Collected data
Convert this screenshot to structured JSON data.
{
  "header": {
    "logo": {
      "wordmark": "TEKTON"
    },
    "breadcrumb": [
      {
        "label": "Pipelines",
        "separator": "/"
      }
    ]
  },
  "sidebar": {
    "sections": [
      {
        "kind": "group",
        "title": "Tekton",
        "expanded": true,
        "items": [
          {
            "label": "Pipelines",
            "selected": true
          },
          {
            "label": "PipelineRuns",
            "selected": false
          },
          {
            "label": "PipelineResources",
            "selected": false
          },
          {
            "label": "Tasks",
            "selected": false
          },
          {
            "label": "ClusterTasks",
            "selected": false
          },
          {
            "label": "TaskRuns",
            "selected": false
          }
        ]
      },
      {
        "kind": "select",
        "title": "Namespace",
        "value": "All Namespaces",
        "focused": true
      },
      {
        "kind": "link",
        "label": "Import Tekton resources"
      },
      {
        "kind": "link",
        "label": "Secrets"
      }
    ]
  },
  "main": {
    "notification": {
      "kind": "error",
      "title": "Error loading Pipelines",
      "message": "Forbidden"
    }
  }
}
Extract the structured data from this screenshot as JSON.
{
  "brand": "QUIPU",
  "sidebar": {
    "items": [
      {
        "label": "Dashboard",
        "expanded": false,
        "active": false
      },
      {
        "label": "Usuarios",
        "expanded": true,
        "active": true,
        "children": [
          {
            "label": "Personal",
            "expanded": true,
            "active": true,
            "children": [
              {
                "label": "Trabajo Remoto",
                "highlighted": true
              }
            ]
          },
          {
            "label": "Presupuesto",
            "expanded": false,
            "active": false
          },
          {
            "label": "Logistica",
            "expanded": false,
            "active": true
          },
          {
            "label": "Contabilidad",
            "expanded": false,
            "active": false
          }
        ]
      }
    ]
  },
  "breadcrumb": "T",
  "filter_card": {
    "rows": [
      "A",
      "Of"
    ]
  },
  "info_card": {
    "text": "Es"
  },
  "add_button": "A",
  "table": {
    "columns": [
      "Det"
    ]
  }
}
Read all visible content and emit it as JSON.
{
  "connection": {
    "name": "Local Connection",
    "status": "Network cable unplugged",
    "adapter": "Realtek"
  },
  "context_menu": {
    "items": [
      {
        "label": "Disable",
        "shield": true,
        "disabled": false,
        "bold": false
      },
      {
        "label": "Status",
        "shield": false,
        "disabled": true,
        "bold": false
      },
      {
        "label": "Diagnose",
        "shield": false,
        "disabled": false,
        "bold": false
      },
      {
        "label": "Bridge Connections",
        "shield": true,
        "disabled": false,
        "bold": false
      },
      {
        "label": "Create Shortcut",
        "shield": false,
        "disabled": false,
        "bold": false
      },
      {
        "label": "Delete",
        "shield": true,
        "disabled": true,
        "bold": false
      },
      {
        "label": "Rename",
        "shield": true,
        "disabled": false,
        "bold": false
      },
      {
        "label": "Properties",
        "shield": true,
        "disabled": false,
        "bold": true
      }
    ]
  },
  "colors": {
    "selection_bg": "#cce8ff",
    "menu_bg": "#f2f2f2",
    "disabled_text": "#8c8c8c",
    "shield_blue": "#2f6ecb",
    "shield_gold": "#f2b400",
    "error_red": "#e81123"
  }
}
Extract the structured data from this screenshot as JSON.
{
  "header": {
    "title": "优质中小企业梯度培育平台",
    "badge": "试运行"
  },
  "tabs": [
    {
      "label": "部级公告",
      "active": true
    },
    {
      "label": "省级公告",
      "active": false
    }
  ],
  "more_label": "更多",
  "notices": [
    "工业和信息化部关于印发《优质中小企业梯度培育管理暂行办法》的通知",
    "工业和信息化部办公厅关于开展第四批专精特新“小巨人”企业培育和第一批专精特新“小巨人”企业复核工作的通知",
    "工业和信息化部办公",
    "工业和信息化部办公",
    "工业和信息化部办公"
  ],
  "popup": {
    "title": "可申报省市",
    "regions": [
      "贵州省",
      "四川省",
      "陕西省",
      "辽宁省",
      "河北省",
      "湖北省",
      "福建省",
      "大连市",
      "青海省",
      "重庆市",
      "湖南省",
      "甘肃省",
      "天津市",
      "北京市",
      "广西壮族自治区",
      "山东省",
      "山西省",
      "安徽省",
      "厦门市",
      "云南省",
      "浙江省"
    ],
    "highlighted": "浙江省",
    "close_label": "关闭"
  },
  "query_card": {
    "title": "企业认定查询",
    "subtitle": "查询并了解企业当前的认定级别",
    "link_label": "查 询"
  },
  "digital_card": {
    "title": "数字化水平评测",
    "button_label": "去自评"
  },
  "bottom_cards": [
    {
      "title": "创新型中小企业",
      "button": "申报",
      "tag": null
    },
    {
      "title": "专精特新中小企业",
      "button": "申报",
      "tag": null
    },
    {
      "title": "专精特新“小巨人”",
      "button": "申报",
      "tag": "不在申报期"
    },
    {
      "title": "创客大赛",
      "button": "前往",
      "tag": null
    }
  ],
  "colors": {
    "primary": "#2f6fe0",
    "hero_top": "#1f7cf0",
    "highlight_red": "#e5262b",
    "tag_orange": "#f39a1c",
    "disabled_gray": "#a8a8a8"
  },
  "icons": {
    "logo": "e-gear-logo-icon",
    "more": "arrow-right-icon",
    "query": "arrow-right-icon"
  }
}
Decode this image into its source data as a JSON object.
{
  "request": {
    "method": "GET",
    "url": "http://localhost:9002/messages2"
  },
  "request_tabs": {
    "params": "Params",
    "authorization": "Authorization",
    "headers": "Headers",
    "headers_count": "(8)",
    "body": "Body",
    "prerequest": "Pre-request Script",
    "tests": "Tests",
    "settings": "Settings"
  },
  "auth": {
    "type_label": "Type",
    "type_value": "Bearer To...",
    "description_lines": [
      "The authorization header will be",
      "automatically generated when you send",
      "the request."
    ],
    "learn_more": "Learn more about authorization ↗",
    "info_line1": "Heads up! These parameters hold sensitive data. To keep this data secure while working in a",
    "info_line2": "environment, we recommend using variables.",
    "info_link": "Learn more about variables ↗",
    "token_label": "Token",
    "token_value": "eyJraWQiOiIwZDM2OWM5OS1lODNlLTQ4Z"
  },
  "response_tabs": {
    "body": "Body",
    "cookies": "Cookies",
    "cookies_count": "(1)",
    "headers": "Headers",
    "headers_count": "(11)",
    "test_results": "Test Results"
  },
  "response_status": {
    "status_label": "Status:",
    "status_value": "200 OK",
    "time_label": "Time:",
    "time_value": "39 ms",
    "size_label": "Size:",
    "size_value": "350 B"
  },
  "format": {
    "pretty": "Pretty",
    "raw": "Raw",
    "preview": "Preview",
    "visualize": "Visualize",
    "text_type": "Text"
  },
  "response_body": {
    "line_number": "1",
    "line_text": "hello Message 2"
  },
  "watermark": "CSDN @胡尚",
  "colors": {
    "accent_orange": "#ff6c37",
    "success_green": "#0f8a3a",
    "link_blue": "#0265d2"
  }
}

■ SHORT TASK
Take the lines above and retype all of them exactly.

■ TASK RESPONSE
Convert this screenshot to structured JSON data.
{
  "header": {
    "logo": {
      "wordmark": "TEKTON"
    },
    "breadcrumb": [
      {
        "label": "Pipelines",
        "separator": "/"
      }
    ]
  },
  "sidebar": {
    "sections": [
      {
        "kind": "group",
        "title": "Tekton",
        "expanded": true,
        "items": [
          {
            "label": "Pipelines",
            "selected": true
          },
          {
            "label": "PipelineRuns",
            "selected": false
          },
          {
            "label": "PipelineResources",
            "selected": false
          },
          {
            "label": "Tasks",
            "selected": false
          },
          {
            "label": "ClusterTasks",
            "selected": false
          },
          {
            "label": "TaskRuns",
            "selected": false
          }
        ]
      },
      {
        "kind": "select",
        "title": "Namespace",
        "value": "All Namespaces",
        "focused": true
      },
      {
        "kind": "link",
        "label": "Import Tekton resources"
      },
      {
        "kind": "link",
        "label": "Secrets"
      }
    ]
  },
  "main": {
    "notification": {
      "kind": "error",
      "title": "Error loading Pipelines",
      "message": "Forbidden"
    }
  }
}
Extract the structured data from this screenshot as JSON.
{
  "brand": "QUIPU",
  "sidebar": {
    "items": [
      {
        "label": "Dashboard",
        "expanded": false,
        "active": false
      },
      {
        "label": "Usuarios",
        "expanded": true,
        "active": true,
        "children": [
          {
            "label": "Personal",
            "expanded": true,
            "active": true,
            "children": [
              {
                "label": "Trabajo Remoto",
                "highlighted": true
              }
            ]
          },
          {
            "label": "Presupuesto",
            "expanded": false,
            "active": false
          },
          {
            "label": "Logistica",
            "expanded": false,
            "active": true
          },
          {
            "label": "Contabilidad",
            "expanded": false,
            "active": false
          }
        ]
      }
    ]
  },
  "breadcrumb": "T",
  "filter_card": {
    "rows": [
      "A",
      "Of"
    ]
  },
  "info_card": {
    "text": "Es"
  },
  "add_button": "A",
  "table": {
    "columns": [
      "Det"
    ]
  }
}
Read all visible content and emit it as JSON.
{
  "connection": {
    "name": "Local Connection",
    "status": "Network cable unplugged",
    "adapter": "Realtek"
  },
  "context_menu": {
    "items": [
      {
        "label": "Disable",
        "shield": true,
        "disabled": false,
        "bold": false
      },
      {
        "label": "Status",
        "shield": false,
        "disabled": true,
        "bold": false
      },
      {
        "label": "Diagnose",
        "shield": false,
        "disabled": false,
        "bold": false
      },
      {
        "label": "Bridge Connections",
        "shield": true,
        "disabled": false,
        "bold": false
      },
      {
        "label": "Create Shortcut",
        "shield": false,
        "disabled": false,
        "bold": false
      },
      {
        "label": "Delete",
        "shield": true,
        "disabled": true,
        "bold": false
      },
      {
        "label": "Rename",
        "shield": true,
        "disabled": false,
        "bold": false
      },
      {
        "label": "Properties",
        "shield": true,
        "disabled": false,
        "bold": true
      }
    ]
  },
  "colors": {
    "selection_bg": "#cce8ff",
    "menu_bg": "#f2f2f2",
    "disabled_text": "#8c8c8c",
    "shield_blue": "#2f6ecb",
    "shield_gold": "#f2b400",
    "error_red": "#e81123"
  }
}
Extract the structured data from this screenshot as JSON.
{
  "header": {
    "title": "优质中小企业梯度培育平台",
    "badge": "试运行"
  },
  "tabs": [
    {
      "label": "部级公告",
      "active": true
    },
    {
      "label": "省级公告",
      "active": false
    }
  ],
  "more_label": "更多",
  "notices": [
    "工业和信息化部关于印发《优质中小企业梯度培育管理暂行办法》的通知",
    "工业和信息化部办公厅关于开展第四批专精特新“小巨人”企业培育和第一批专精特新“小巨人”企业复核工作的通知",
    "工业和信息化部办公",
    "工业和信息化部办公",
    "工业和信息化部办公"
  ],
  "popup": {
    "title": "可申报省市",
    "regions": [
      "贵州省",
      "四川省",
      "陕西省",
      "辽宁省",
      "河北省",
      "湖北省",
      "福建省",
      "大连市",
      "青海省",
      "重庆市",
      "湖南省",
      "甘肃省",
      "天津市",
      "北京市",
      "广西壮族自治区",
      "山东省",
      "山西省",
      "安徽省",
      "厦门市",
      "云南省",
      "浙江省"
    ],
    "highlighted": "浙江省",
    "close_label": "关闭"
  },
  "query_card": {
    "title": "企业认定查询",
    "subtitle": "查询并了解企业当前的认定级别",
    "link_label": "查 询"
  },
  "digital_card": {
    "title": "数字化水平评测",
    "button_label": "去自评"
  },
  "bottom_cards": [
    {
      "title": "创新型中小企业",
      "button": "申报",
      "tag": null
    },
    {
      "title": "专精特新中小企业",
      "button": "申报",
      "tag": null
    },
    {
      "title": "专精特新“小巨人”",
      "button": "申报",
      "tag": "不在申报期"
    },
    {
      "title": "创客大赛",
      "button": "前往",
      "tag": null
    }
  ],
  "colors": {
    "primary": "#2f6fe0",
    "hero_top": "#1f7cf0",
    "highlight_red": "#e5262b",
    "tag_orange": "#f39a1c",
    "disabled_gray": "#a8a8a8"
  },
  "icons": {
    "logo": "e-gear-logo-icon",
    "more": "arrow-right-icon",
    "query": "arrow-right-icon"
  }
}
Decode this image into its source data as a JSON object.
{
  "request": {
    "method": "GET",
    "url": "http://localhost:9002/messages2"
  },
  "request_tabs": {
    "params": "Params",
    "authorization": "Authorization",
    "headers": "Headers",
    "headers_count": "(8)",
    "body": "Body",
    "prerequest": "Pre-request Script",
    "tests": "Tests",
    "settings": "Settings"
  },
  "auth": {
    "type_label": "Type",
    "type_value": "Bearer To...",
    "description_lines": [
      "The authorization header will be",
      "automatically generated when you send",
      "the request."
    ],
    "learn_more": "Learn more about authorization ↗",
    "info_line1": "Heads up! These parameters hold sensitive data. To keep this data secure while working in a",
    "info_line2": "environment, we recommend using variables.",
    "info_link": "Learn more about variables ↗",
    "token_label": "Token",
    "token_value": "eyJraWQiOiIwZDM2OWM5OS1lODNlLTQ4Z"
  },
  "response_tabs": {
    "body": "Body",
    "cookies": "Cookies",
    "cookies_count": "(1)",
    "headers": "Headers",
    "headers_count": "(11)",
    "test_results": "Test Results"
  },
  "response_status": {
    "status_label": "Status:",
    "status_value": "200 OK",
    "time_label": "Time:",
    "time_value": "39 ms",
    "size_label": "Size:",
    "size_value": "350 B"
  },
  "format": {
    "pretty": "Pretty",
    "raw": "Raw",
    "preview": "Preview",
    "visualize": "Visualize",
    "text_type": "Text"
  },
  "response_body": {
    "line_number": "1",
    "line_text": "hello Message 2"
  },
  "watermark": "CSDN @胡尚",
  "colors": {
    "accent_orange": "#ff6c37",
    "success_green": "#0f8a3a",
    "link_blue": "#0265d2"
  }
}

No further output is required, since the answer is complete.